> _Quoted passage_:
** Start **
Mordecai hears the plot, he sends a message to Esther, Esther sends that message to the king in Mordecai’s name, investigators are brought in, they find out Mordecai’s report is accurate, and the two chamberlains are executed and a note is made in the official diary of the king. The record of the memorable deeds and heroics. A note is added, “Mordecai saves the king’s life from certain death.”

 

The Death Warrant

Chapter 3 – “The Death Warrant.” We’re introduced to a self-absorbed politician whose name is Haman. King Xerxes, for whatever reason, likes Haman and he elevates him to a position of highest honor in the entire country. Only the king has more honor. He becomes, as it were, the prime minister of the entire empire. The king orders everyone to honor Haman by bowing down and kneeling before him whenever he walks by. And everyone does, except, of course, Mordecai. And because Haman's the prime minister, he's in the palace a lot and Mordecai is there at the front gate, and so day after day, Haman sees that there's one guy who doesn't bow down when everyone else does. And so he investigates. “Just who is this guy?” He finds out he’s a Jew and Haman is angry. And it would be within his power just to have him executed, but that’s not the kind of man Haman is. No, when he discovers that Mordecai is a Jew, he says, “That’s it! It’s time for all the Jews to go!” And he makes up a story about the Jewish people and an impending rebellion and he tells the king, “These people have got to go. You’ve got to kill them all. You’ve got to find a way to get rid of them before they incite a massive rebellion throughout your entire empire.” And so the king agrees. After all, it’s his prime minister advising him. And the king signs a law that says on the thirteenth day of the twelfth month all the Jews are to be rounded up and killed. And Haman offers to finance the entire endeavor. The king signs it into law, and by the way, this is the law of the Medes and the Persians. This is an irrevocable law. It cannot be amended. There were not first, second, third, fourth amendments to the laws of the Medes and the Persians.

 

The Crisis

So, chapter 4 – “The Crisis.” Mordecai, of course, since he’s in the king’s gate, the front door of the palace, he hears the proclamation and he discovers how bad this is for his people. He informs Esther through one of the servants and he pleads with her, even commands her to go to the king and plead for his people’s deliverance. Esther refuses and sends a message back and says, “Don’t you know? No one is allowed to come to the king unless they’re first summoned and I haven’t been summoned in thirty days! If I go into the king’s presence, he could have me executed on the spot. I ain’t going!” And then the famous words that you’re familiar with in the book of Esther come back through a messenger from Mordecai. He sends a message that says to Esther, “And who knows, but that you have come to this royal position for such a time as this.” And then Esther’s response, also the familiar words, “I’ll go. And if I perish, I perish.” And so she goes.
** End **
> _Information provided_:
** Start **
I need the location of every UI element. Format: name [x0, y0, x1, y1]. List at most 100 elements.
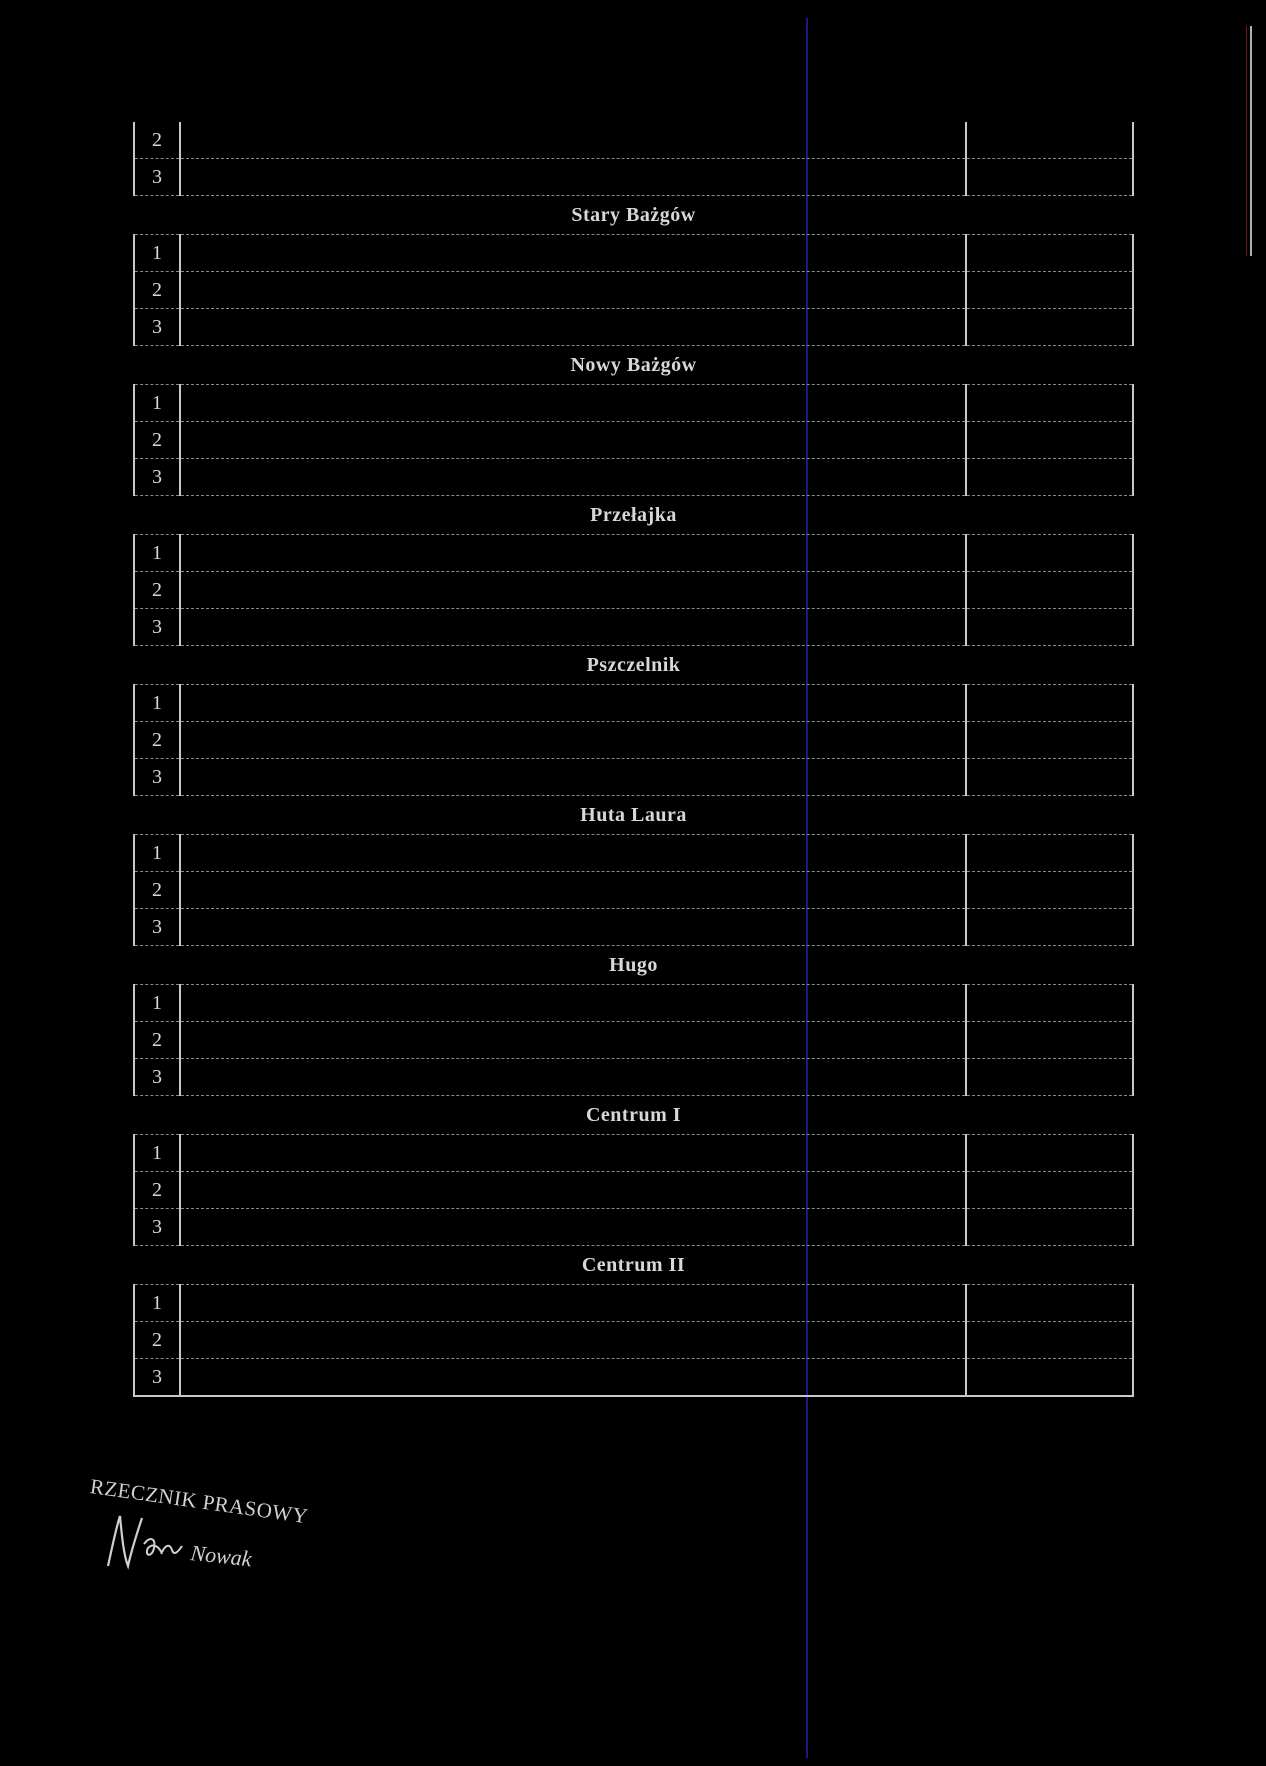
** End **
> _Aim 1_:
List every person the retelling of the book of Esther mentions by name.
> _Aim 2_:
Continue the retelling of the book of Esther from its final sentence.
None of the data is needed here.

> _Exercise output 1_:
Mordecai, Esther, Haman, King Xerxes

> _Exercise output 2_:
 

Life or Death

Chapter 5, call it “Life or Death.” Esther goes to see the king. Remember, he still does not know that she is one of those people whose death warrant he has just signed. He doesn’t know that he is married, or that rather the queen is a Jew because Mordecai has told her, “Don’t you ever tell.” And so there she is. She walks in and a smile spreads across the king’s face. He raises his scepter and he says, “Esther! Baby! Come on in! What can I do for you? Anything! Up to half my kingdom! Tell me, what is it that you want?” And Esther comes forward and she says to him, “Just one thing. Would you join me for dinner? Join me for dinner, just you, and bring your prime minister, Haman, along. Just the three of us.” And the king says, “Don’t you love this woman? We’re coming! Cancel our plans! Haman and I, we’re coming to dinner!”

 

They show up – let me make sure I don’t get this out of order – she asks for them to come for dinner tomorrow, the next day, and Haman is pleased. Not only has he won the king’s favor, but he’s won the attention of the most beautiful woman in the empire; no, the most beautiful human in the empire because no one is more beautiful than Esther. And so he leaves the palace delighted, but then he ends up feeling a lot like Mick Jagger who “can’t get no satisfaction.” Verse 9 of chapter 5, he says, “Haman went out that day joyful and glad of heart, but when Haman saw Mordecai in the king’s gate and he neither rose nor trembled before him, he was filled with wrath against Mordecai. Nevertheless, Haman restrained himself and went home. He sent and brought his friends and his wife, Zeresh” – and that’s the passage we read. And he talks about how wonderful it is to be Haman and then he says, “Yet all this means nothing to me as long as Mordecai, the Jew, stares at me with no fear and no honor displayed.”

 

Well, his wife has a brainstorm, and she says, “Make it easy. Go have a gallows built. I mean, make it a huge gallows! Fifty cubits high; seventy-five feet tall. Do it now! Do it tonight! And then in the morning, go to the king and say, ‘Hey king, I want to have Mordecai hung on this gallows and put on display for the entire citadel just to show, ‘Here’s what happens when you don’t show proper respect to your leaders.’’” Verse 14, “This idea pleased Haman and he had the gallows made.” That night. That night, chapter 6 verse 1, “The king could not sleep.”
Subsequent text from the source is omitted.